# DATA PROVIDED
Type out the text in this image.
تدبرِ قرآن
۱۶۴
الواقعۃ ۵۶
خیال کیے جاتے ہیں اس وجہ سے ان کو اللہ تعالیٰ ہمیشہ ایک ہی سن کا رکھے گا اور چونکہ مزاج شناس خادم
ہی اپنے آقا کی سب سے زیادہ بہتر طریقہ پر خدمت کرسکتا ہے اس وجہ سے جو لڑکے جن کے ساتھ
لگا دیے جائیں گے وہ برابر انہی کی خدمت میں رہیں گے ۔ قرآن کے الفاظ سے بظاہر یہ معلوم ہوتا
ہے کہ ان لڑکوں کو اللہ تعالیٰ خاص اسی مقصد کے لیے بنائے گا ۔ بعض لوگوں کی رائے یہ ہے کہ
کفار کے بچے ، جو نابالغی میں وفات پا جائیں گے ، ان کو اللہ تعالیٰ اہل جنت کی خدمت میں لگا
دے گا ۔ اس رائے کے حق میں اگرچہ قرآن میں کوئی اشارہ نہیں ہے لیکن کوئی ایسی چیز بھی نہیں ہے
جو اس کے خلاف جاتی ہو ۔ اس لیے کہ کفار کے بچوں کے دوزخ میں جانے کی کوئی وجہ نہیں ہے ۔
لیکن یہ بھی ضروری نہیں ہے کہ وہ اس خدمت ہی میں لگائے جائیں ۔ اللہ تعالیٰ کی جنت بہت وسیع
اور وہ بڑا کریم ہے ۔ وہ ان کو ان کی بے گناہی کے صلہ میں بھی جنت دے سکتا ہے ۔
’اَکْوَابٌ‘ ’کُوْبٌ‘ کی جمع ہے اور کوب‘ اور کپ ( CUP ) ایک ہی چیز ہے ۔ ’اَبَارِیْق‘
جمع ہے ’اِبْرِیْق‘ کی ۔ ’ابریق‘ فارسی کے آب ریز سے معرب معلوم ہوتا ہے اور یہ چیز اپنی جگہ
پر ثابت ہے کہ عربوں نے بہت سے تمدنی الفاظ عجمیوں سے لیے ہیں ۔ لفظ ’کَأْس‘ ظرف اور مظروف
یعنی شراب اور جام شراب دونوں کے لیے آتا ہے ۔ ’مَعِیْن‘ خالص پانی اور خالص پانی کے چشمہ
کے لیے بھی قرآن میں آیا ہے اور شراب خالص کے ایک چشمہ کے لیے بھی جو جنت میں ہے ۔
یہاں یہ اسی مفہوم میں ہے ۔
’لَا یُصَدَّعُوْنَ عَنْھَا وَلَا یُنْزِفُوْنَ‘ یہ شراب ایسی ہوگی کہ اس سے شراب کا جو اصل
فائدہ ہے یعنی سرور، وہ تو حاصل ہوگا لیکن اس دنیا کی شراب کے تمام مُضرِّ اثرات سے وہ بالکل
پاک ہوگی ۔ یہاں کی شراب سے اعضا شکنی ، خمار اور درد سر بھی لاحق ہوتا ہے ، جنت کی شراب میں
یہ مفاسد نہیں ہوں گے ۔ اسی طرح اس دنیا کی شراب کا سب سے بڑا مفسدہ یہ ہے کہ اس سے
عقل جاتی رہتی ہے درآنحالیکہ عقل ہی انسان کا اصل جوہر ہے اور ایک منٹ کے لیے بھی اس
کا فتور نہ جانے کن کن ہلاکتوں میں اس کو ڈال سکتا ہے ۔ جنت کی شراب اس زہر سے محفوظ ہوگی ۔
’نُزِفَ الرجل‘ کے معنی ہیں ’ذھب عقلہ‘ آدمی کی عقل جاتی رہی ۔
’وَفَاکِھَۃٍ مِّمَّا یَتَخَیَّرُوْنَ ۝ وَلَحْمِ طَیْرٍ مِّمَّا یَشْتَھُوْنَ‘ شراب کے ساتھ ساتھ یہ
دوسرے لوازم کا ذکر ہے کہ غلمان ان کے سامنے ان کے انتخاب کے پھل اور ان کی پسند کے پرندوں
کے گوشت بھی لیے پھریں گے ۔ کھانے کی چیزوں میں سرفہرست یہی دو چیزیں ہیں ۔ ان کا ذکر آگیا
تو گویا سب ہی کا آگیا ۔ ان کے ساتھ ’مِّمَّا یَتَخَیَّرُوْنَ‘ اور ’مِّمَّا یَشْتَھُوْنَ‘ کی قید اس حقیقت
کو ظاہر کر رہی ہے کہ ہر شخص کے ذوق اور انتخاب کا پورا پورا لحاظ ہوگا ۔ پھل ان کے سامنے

# WHAT IS NEEDED
Only lines with the word "یعنی" are wanted, so copy each one from the records.

# WORKED ANSWER
یعنی شراب اور جام شراب دونوں کے لیے آتا ہے ۔ ’مَعِیْن‘ خالص پانی اور خالص پانی کے چشمہ
فائدہ ہے یعنی سرور، وہ تو حاصل ہوگا لیکن اس دنیا کی شراب کے تمام مُضرِّ اثرات سے وہ بالکل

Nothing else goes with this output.